# AIM OF THE TASK
Check each line of the entries below for the string "以期更好地了解中国佛教美术的历史和文化背景"; copy every line where it appears.

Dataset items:

+===+

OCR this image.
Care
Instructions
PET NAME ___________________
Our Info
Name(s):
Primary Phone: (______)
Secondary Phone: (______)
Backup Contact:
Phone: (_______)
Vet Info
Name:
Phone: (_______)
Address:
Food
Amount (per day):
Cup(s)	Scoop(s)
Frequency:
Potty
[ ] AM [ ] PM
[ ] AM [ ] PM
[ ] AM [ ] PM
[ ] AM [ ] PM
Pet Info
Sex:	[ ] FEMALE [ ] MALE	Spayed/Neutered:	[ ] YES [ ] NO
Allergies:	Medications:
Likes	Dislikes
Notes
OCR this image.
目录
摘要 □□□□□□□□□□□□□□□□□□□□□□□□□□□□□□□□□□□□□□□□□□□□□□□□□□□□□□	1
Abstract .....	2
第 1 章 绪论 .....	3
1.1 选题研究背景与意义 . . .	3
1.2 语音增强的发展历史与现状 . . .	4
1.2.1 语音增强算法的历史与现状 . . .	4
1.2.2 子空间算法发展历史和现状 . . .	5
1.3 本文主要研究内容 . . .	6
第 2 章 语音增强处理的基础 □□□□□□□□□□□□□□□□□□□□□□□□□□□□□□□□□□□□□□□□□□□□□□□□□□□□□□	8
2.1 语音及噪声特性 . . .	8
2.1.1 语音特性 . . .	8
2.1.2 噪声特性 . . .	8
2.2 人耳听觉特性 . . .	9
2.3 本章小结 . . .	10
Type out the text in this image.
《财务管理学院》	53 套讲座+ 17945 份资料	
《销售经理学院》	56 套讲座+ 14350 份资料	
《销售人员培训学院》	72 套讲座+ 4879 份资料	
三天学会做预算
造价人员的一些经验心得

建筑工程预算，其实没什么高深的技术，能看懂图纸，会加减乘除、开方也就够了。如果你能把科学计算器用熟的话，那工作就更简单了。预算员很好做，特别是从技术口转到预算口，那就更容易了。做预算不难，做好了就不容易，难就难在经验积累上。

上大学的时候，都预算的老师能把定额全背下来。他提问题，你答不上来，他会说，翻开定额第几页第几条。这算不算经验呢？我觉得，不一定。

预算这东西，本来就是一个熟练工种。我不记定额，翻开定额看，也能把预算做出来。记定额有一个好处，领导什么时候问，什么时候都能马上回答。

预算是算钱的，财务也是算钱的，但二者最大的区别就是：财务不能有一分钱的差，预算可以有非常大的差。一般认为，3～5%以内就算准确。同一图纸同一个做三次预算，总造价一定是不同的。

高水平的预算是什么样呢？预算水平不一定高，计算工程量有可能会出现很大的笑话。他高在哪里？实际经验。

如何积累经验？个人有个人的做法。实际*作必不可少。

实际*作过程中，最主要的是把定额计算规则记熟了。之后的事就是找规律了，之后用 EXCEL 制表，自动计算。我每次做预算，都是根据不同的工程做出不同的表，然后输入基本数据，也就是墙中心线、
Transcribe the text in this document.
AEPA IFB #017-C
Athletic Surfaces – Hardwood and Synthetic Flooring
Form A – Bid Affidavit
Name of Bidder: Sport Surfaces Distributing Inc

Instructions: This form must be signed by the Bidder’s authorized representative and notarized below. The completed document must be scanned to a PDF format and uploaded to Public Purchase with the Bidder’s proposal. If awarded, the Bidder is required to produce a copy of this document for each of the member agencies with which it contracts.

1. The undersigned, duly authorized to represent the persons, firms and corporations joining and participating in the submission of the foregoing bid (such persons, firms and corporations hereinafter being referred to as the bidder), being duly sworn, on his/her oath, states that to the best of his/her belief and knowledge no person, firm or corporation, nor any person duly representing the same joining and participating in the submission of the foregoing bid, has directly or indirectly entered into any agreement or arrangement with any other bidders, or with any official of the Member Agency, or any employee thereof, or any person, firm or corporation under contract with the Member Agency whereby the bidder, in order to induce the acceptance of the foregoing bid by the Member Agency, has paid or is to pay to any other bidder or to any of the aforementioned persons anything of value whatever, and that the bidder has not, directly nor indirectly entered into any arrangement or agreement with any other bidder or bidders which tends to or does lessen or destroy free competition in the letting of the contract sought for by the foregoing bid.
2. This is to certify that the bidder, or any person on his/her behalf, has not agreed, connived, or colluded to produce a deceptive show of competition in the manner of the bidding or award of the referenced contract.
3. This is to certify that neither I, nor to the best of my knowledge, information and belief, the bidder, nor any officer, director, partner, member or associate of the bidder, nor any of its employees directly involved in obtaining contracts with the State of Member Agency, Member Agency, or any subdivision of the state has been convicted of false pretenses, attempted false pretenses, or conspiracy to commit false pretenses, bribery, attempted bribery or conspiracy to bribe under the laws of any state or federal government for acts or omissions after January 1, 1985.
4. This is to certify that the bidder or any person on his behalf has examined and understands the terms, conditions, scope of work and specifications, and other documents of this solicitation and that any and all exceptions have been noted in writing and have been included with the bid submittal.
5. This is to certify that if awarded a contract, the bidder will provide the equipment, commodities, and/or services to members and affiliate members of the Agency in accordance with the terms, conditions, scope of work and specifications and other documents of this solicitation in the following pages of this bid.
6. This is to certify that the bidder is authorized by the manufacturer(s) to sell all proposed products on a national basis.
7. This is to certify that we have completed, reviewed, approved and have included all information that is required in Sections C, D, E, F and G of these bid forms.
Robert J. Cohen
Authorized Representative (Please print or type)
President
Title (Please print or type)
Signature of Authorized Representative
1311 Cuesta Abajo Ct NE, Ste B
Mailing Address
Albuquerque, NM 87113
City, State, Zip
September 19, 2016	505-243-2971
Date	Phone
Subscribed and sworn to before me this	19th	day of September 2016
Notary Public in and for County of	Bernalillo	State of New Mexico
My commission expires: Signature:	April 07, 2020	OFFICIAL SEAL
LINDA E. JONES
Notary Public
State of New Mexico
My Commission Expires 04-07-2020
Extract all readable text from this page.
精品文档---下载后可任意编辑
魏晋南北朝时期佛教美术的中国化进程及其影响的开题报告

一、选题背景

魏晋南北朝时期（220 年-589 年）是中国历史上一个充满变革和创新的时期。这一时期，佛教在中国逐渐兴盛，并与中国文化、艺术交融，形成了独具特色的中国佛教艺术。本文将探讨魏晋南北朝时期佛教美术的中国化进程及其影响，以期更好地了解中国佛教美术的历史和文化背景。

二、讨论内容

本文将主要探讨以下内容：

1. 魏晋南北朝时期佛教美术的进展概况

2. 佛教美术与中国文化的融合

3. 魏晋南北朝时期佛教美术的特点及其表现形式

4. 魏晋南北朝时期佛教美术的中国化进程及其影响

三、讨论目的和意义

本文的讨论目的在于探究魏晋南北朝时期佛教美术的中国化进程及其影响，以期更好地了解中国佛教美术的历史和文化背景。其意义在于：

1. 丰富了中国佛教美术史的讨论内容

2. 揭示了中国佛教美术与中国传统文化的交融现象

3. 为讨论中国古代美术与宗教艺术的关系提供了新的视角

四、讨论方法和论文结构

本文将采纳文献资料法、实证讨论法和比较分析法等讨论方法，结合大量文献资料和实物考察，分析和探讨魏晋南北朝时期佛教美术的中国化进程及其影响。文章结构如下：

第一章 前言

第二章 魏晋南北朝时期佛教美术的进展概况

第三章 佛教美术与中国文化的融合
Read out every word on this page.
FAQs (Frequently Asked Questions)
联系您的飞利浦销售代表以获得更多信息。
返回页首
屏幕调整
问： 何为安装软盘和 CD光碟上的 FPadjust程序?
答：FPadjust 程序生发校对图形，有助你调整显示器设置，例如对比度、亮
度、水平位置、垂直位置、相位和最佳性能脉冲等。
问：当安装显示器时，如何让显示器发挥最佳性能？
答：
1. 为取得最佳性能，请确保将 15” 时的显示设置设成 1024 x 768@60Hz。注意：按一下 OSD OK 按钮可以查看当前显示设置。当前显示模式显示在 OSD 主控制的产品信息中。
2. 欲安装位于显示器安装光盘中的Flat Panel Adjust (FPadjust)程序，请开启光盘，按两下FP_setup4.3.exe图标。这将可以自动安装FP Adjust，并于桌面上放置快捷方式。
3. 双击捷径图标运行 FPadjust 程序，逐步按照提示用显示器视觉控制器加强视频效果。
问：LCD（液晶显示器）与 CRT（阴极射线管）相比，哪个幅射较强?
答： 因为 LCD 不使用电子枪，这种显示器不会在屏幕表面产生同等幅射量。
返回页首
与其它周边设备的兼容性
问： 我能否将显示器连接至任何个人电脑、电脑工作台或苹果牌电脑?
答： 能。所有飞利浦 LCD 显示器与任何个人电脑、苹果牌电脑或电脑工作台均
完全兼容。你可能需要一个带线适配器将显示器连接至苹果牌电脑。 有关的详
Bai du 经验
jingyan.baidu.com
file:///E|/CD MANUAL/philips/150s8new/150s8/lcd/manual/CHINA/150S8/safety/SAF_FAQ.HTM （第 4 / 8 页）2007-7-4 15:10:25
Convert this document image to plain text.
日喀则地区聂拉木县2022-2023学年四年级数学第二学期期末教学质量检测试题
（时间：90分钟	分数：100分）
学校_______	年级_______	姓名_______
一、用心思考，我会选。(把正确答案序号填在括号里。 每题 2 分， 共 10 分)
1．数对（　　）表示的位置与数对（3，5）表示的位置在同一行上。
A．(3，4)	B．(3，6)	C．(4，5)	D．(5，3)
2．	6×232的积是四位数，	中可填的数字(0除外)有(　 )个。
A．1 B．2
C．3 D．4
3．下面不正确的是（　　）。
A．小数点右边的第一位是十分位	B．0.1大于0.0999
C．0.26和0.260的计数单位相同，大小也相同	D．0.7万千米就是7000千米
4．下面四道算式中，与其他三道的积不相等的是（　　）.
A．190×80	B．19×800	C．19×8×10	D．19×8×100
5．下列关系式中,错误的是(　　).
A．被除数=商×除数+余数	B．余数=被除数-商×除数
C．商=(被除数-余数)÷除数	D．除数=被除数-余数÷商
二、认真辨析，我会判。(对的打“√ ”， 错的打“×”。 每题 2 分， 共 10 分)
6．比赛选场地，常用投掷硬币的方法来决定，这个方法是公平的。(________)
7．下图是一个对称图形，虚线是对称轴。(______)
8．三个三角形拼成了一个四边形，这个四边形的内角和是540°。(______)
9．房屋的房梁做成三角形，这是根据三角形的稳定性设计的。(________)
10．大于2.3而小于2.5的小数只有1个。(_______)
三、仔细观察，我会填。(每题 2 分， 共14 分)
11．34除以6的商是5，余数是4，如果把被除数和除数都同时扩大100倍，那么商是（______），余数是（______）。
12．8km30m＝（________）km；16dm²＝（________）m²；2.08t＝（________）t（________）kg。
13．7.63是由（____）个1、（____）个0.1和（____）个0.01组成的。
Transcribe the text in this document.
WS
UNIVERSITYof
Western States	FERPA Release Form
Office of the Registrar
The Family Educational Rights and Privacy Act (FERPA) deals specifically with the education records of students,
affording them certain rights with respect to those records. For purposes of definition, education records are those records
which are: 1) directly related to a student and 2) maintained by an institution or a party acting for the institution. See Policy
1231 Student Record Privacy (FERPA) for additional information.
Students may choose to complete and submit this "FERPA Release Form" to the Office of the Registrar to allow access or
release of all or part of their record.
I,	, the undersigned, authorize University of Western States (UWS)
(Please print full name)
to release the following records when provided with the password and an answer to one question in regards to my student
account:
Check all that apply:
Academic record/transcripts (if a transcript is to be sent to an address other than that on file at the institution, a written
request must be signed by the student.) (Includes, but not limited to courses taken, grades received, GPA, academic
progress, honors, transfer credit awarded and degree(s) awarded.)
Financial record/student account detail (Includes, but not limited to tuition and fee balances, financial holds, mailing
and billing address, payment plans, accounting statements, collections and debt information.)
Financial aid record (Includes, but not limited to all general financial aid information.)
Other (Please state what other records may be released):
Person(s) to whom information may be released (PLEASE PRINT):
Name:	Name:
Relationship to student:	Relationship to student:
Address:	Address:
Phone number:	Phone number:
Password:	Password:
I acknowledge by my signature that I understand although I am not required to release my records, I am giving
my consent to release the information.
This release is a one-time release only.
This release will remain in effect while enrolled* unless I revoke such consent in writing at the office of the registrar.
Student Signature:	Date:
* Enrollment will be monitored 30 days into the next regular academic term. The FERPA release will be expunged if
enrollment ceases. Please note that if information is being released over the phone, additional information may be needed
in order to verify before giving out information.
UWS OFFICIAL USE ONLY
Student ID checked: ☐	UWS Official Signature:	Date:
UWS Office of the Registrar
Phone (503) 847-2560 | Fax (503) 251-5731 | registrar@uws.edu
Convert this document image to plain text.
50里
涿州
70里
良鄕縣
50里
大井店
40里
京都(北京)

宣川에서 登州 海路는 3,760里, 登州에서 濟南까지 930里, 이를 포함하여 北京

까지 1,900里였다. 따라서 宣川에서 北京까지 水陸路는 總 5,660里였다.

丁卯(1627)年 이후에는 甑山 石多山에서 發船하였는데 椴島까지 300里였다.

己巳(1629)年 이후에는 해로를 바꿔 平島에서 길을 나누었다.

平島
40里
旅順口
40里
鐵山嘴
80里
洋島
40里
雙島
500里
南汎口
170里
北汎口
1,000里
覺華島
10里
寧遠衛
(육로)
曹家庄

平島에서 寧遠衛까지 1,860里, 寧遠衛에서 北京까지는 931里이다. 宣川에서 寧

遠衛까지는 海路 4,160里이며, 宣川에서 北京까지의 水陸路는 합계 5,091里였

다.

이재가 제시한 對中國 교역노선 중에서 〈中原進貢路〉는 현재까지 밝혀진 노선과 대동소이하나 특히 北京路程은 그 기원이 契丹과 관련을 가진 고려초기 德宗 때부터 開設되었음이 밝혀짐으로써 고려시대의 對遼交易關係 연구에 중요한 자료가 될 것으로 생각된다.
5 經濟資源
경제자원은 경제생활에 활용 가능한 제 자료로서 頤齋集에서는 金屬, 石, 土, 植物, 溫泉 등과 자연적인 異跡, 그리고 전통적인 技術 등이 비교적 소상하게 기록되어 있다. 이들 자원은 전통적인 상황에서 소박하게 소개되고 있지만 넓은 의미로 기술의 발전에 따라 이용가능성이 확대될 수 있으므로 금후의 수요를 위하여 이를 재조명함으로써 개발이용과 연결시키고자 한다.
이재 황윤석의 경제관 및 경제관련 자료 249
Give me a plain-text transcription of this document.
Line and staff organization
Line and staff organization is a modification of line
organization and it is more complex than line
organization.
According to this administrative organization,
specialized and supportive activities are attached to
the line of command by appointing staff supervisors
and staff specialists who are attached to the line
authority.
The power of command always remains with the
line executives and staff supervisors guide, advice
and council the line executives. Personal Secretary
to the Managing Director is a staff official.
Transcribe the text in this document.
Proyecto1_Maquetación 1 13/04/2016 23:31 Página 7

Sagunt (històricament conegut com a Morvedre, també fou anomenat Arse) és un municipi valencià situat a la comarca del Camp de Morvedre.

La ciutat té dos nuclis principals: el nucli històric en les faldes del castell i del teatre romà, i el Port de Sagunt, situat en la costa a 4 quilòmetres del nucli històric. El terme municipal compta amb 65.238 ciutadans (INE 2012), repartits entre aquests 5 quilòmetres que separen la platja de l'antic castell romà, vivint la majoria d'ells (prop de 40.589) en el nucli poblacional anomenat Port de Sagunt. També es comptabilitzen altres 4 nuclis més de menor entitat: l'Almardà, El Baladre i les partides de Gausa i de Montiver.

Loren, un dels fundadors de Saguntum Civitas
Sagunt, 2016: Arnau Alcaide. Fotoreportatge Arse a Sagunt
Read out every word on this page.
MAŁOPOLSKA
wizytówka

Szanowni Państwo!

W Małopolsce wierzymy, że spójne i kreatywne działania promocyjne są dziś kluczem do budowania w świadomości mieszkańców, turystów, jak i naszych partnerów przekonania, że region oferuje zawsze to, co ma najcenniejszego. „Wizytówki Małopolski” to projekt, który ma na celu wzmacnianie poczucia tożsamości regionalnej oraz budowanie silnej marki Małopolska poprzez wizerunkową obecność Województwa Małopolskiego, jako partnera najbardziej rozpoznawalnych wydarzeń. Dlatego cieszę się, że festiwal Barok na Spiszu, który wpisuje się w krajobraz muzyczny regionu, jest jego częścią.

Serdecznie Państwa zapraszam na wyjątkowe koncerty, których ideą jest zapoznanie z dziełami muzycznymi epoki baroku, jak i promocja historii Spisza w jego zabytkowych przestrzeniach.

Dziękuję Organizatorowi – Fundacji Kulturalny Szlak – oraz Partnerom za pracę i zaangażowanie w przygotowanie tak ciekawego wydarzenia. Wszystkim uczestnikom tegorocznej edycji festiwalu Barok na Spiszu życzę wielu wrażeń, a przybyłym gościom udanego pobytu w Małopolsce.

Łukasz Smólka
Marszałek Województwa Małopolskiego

+===+

# EXERCISE RESPONSE
魏晋南北朝时期（220 年-589 年）是中国历史上一个充满变革和创新的时期。这一时期，佛教在中国逐渐兴盛，并与中国文化、艺术交融，形成了独具特色的中国佛教艺术。本文将探讨魏晋南北朝时期佛教美术的中国化进程及其影响，以期更好地了解中国佛教美术的历史和文化背景。
本文的讨论目的在于探究魏晋南北朝时期佛教美术的中国化进程及其影响，以期更好地了解中国佛教美术的历史和文化背景。其意义在于：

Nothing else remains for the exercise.